==== RECORD EXTRACTS ====

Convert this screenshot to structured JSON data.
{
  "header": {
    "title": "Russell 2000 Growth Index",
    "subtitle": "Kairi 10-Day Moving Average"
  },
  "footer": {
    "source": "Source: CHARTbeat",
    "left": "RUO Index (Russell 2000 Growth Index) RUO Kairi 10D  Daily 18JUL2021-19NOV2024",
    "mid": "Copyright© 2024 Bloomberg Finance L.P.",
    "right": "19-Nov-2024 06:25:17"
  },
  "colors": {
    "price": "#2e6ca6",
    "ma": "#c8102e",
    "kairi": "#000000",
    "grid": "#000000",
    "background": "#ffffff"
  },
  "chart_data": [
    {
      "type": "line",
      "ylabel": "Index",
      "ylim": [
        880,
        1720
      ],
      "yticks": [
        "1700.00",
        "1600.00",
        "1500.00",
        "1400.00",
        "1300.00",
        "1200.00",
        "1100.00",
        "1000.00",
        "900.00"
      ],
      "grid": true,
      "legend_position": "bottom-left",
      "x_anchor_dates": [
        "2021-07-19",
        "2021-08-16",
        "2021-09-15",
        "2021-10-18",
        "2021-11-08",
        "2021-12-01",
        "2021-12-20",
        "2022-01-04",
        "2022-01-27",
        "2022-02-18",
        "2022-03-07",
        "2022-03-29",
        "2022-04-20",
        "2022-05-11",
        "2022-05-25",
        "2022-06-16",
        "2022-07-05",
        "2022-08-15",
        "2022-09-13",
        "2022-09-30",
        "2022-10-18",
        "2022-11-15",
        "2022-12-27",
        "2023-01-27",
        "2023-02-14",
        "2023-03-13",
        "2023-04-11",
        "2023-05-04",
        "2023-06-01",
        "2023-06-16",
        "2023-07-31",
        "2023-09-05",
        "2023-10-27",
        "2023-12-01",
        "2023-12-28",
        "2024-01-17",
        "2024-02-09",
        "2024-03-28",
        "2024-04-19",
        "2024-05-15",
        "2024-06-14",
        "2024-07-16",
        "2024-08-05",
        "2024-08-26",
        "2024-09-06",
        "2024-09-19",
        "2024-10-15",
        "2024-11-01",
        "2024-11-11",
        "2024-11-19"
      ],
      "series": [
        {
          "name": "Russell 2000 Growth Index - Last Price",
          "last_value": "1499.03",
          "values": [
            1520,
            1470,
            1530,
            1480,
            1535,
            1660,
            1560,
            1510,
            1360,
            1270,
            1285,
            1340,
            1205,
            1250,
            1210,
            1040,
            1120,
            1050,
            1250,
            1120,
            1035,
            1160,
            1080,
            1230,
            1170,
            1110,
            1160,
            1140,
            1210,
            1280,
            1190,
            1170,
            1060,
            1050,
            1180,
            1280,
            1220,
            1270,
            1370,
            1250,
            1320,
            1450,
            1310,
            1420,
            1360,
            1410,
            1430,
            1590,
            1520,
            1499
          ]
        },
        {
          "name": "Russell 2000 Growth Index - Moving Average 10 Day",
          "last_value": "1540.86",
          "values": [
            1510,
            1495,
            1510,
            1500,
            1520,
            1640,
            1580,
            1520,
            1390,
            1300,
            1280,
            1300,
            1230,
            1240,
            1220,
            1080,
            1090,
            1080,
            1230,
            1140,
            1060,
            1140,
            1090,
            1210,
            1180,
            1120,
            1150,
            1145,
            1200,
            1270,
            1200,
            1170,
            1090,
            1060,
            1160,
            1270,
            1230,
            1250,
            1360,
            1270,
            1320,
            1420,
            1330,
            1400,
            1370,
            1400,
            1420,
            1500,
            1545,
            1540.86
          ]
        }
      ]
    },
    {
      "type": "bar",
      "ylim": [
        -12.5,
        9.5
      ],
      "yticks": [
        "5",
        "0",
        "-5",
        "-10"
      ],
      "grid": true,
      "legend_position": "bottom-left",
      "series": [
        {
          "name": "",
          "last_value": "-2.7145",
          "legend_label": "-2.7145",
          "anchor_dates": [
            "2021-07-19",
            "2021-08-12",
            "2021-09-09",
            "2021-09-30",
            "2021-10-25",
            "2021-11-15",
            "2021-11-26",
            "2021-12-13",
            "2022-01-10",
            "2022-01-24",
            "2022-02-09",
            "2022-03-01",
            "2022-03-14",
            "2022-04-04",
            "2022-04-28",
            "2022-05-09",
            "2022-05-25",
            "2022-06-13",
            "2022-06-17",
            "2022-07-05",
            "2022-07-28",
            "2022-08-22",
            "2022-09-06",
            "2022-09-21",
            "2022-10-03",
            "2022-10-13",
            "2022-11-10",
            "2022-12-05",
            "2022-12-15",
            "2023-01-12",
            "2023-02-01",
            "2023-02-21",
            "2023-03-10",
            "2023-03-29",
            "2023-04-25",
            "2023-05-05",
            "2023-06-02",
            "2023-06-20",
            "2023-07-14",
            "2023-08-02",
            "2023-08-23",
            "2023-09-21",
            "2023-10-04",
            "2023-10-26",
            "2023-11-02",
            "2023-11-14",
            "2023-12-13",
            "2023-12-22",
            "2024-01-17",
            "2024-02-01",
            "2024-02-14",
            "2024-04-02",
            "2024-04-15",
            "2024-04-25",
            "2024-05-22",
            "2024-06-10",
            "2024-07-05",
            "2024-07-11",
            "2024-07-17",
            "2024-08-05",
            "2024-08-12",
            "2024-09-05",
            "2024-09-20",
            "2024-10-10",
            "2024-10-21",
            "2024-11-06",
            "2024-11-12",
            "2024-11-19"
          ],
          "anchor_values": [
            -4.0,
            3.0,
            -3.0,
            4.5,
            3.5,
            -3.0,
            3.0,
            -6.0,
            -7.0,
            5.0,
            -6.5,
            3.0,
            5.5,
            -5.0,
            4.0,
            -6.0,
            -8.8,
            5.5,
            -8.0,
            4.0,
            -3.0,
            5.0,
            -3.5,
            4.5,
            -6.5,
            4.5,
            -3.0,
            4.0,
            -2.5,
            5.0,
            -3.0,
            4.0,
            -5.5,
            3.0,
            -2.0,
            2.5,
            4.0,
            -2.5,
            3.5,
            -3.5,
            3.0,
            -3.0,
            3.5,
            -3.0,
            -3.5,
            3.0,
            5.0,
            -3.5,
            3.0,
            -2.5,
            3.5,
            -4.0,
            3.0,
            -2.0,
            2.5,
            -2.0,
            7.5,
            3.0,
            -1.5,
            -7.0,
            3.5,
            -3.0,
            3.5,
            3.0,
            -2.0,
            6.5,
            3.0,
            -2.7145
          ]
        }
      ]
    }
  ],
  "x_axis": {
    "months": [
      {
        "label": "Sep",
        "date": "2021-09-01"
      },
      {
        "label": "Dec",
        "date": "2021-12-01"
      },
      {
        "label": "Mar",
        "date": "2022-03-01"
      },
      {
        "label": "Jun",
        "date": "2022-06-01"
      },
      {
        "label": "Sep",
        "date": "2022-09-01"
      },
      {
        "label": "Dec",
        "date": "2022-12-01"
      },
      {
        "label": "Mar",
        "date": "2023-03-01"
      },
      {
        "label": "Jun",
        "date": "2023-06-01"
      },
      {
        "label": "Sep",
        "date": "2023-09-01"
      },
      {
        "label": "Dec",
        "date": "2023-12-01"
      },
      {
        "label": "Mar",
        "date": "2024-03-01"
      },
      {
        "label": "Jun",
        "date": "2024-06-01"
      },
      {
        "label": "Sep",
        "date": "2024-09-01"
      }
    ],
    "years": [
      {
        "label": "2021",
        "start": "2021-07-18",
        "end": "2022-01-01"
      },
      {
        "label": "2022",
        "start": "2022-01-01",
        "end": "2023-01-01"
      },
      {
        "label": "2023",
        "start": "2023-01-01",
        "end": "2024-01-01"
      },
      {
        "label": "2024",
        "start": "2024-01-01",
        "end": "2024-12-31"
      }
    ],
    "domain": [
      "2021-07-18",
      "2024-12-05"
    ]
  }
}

====

* **WHAT NEEDS TO BE DONE**
Using the data above, output each line exactly.

* **TASK SOLUTION**
Convert this screenshot to structured JSON data.
{
  "header": {
    "title": "Russell 2000 Growth Index",
    "subtitle": "Kairi 10-Day Moving Average"
  },
  "footer": {
    "source": "Source: CHARTbeat",
    "left": "RUO Index (Russell 2000 Growth Index) RUO Kairi 10D  Daily 18JUL2021-19NOV2024",
    "mid": "Copyright© 2024 Bloomberg Finance L.P.",
    "right": "19-Nov-2024 06:25:17"
  },
  "colors": {
    "price": "#2e6ca6",
    "ma": "#c8102e",
    "kairi": "#000000",
    "grid": "#000000",
    "background": "#ffffff"
  },
  "chart_data": [
    {
      "type": "line",
      "ylabel": "Index",
      "ylim": [
        880,
        1720
      ],
      "yticks": [
        "1700.00",
        "1600.00",
        "1500.00",
        "1400.00",
        "1300.00",
        "1200.00",
        "1100.00",
        "1000.00",
        "900.00"
      ],
      "grid": true,
      "legend_position": "bottom-left",
      "x_anchor_dates": [
        "2021-07-19",
        "2021-08-16",
        "2021-09-15",
        "2021-10-18",
        "2021-11-08",
        "2021-12-01",
        "2021-12-20",
        "2022-01-04",
        "2022-01-27",
        "2022-02-18",
        "2022-03-07",
        "2022-03-29",
        "2022-04-20",
        "2022-05-11",
        "2022-05-25",
        "2022-06-16",
        "2022-07-05",
        "2022-08-15",
        "2022-09-13",
        "2022-09-30",
        "2022-10-18",
        "2022-11-15",
        "2022-12-27",
        "2023-01-27",
        "2023-02-14",
        "2023-03-13",
        "2023-04-11",
        "2023-05-04",
        "2023-06-01",
        "2023-06-16",
        "2023-07-31",
        "2023-09-05",
        "2023-10-27",
        "2023-12-01",
        "2023-12-28",
        "2024-01-17",
        "2024-02-09",
        "2024-03-28",
        "2024-04-19",
        "2024-05-15",
        "2024-06-14",
        "2024-07-16",
        "2024-08-05",
        "2024-08-26",
        "2024-09-06",
        "2024-09-19",
        "2024-10-15",
        "2024-11-01",
        "2024-11-11",
        "2024-11-19"
      ],
      "series": [
        {
          "name": "Russell 2000 Growth Index - Last Price",
          "last_value": "1499.03",
          "values": [
            1520,
            1470,
            1530,
            1480,
            1535,
            1660,
            1560,
            1510,
            1360,
            1270,
            1285,
            1340,
            1205,
            1250,
            1210,
            1040,
            1120,
            1050,
            1250,
            1120,
            1035,
            1160,
            1080,
            1230,
            1170,
            1110,
            1160,
            1140,
            1210,
            1280,
            1190,
            1170,
            1060,
            1050,
            1180,
            1280,
            1220,
            1270,
            1370,
            1250,
            1320,
            1450,
            1310,
            1420,
            1360,
            1410,
            1430,
            1590,
            1520,
            1499
          ]
        },
        {
          "name": "Russell 2000 Growth Index - Moving Average 10 Day",
          "last_value": "1540.86",
          "values": [
            1510,
            1495,
            1510,
            1500,
            1520,
            1640,
            1580,
            1520,
            1390,
            1300,
            1280,
            1300,
            1230,
            1240,
            1220,
            1080,
            1090,
            1080,
            1230,
            1140,
            1060,
            1140,
            1090,
            1210,
            1180,
            1120,
            1150,
            1145,
            1200,
            1270,
            1200,
            1170,
            1090,
            1060,
            1160,
            1270,
            1230,
            1250,
            1360,
            1270,
            1320,
            1420,
            1330,
            1400,
            1370,
            1400,
            1420,
            1500,
            1545,
            1540.86
          ]
        }
      ]
    },
    {
      "type": "bar",
      "ylim": [
        -12.5,
        9.5
      ],
      "yticks": [
        "5",
        "0",
        "-5",
        "-10"
      ],
      "grid": true,
      "legend_position": "bottom-left",
      "series": [
        {
          "name": "",
          "last_value": "-2.7145",
          "legend_label": "-2.7145",
          "anchor_dates": [
            "2021-07-19",
            "2021-08-12",
            "2021-09-09",
            "2021-09-30",
            "2021-10-25",
            "2021-11-15",
            "2021-11-26",
            "2021-12-13",
            "2022-01-10",
            "2022-01-24",
            "2022-02-09",
            "2022-03-01",
            "2022-03-14",
            "2022-04-04",
            "2022-04-28",
            "2022-05-09",
            "2022-05-25",
            "2022-06-13",
            "2022-06-17",
            "2022-07-05",
            "2022-07-28",
            "2022-08-22",
            "2022-09-06",
            "2022-09-21",
            "2022-10-03",
            "2022-10-13",
            "2022-11-10",
            "2022-12-05",
            "2022-12-15",
            "2023-01-12",
            "2023-02-01",
            "2023-02-21",
            "2023-03-10",
            "2023-03-29",
            "2023-04-25",
            "2023-05-05",
            "2023-06-02",
            "2023-06-20",
            "2023-07-14",
            "2023-08-02",
            "2023-08-23",
            "2023-09-21",
            "2023-10-04",
            "2023-10-26",
            "2023-11-02",
            "2023-11-14",
            "2023-12-13",
            "2023-12-22",
            "2024-01-17",
            "2024-02-01",
            "2024-02-14",
            "2024-04-02",
            "2024-04-15",
            "2024-04-25",
            "2024-05-22",
            "2024-06-10",
            "2024-07-05",
            "2024-07-11",
            "2024-07-17",
            "2024-08-05",
            "2024-08-12",
            "2024-09-05",
            "2024-09-20",
            "2024-10-10",
            "2024-10-21",
            "2024-11-06",
            "2024-11-12",
            "2024-11-19"
          ],
          "anchor_values": [
            -4.0,
            3.0,
            -3.0,
            4.5,
            3.5,
            -3.0,
            3.0,
            -6.0,
            -7.0,
            5.0,
            -6.5,
            3.0,
            5.5,
            -5.0,
            4.0,
            -6.0,
            -8.8,
            5.5,
            -8.0,
            4.0,
            -3.0,
            5.0,
            -3.5,
            4.5,
            -6.5,
            4.5,
            -3.0,
            4.0,
            -2.5,
            5.0,
            -3.0,
            4.0,
            -5.5,
            3.0,
            -2.0,
            2.5,
            4.0,
            -2.5,
            3.5,
            -3.5,
            3.0,
            -3.0,
            3.5,
            -3.0,
            -3.5,
            3.0,
            5.0,
            -3.5,
            3.0,
            -2.5,
            3.5,
            -4.0,
            3.0,
            -2.0,
            2.5,
            -2.0,
            7.5,
            3.0,
            -1.5,
            -7.0,
            3.5,
            -3.0,
            3.5,
            3.0,
            -2.0,
            6.5,
            3.0,
            -2.7145
          ]
        }
      ]
    }
  ],
  "x_axis": {
    "months": [
      {
        "label": "Sep",
        "date": "2021-09-01"
      },
      {
        "label": "Dec",
        "date": "2021-12-01"
      },
      {
        "label": "Mar",
        "date": "2022-03-01"
      },
      {
        "label": "Jun",
        "date": "2022-06-01"
      },
      {
        "label": "Sep",
        "date": "2022-09-01"
      },
      {
        "label": "Dec",
        "date": "2022-12-01"
      },
      {
        "label": "Mar",
        "date": "2023-03-01"
      },
      {
        "label": "Jun",
        "date": "2023-06-01"
      },
      {
        "label": "Sep",
        "date": "2023-09-01"
      },
      {
        "label": "Dec",
        "date": "2023-12-01"
      },
      {
        "label": "Mar",
        "date": "2024-03-01"
      },
      {
        "label": "Jun",
        "date": "2024-06-01"
      },
      {
        "label": "Sep",
        "date": "2024-09-01"
      }
    ],
    "years": [
      {
        "label": "2021",
        "start": "2021-07-18",
        "end": "2022-01-01"
      },
      {
        "label": "2022",
        "start": "2022-01-01",
        "end": "2023-01-01"
      },
      {
        "label": "2023",
        "start": "2023-01-01",
        "end": "2024-01-01"
      },
      {
        "label": "2024",
        "start": "2024-01-01",
        "end": "2024-12-31"
      }
    ],
    "domain": [
      "2021-07-18",
      "2024-12-05"
    ]
  }
}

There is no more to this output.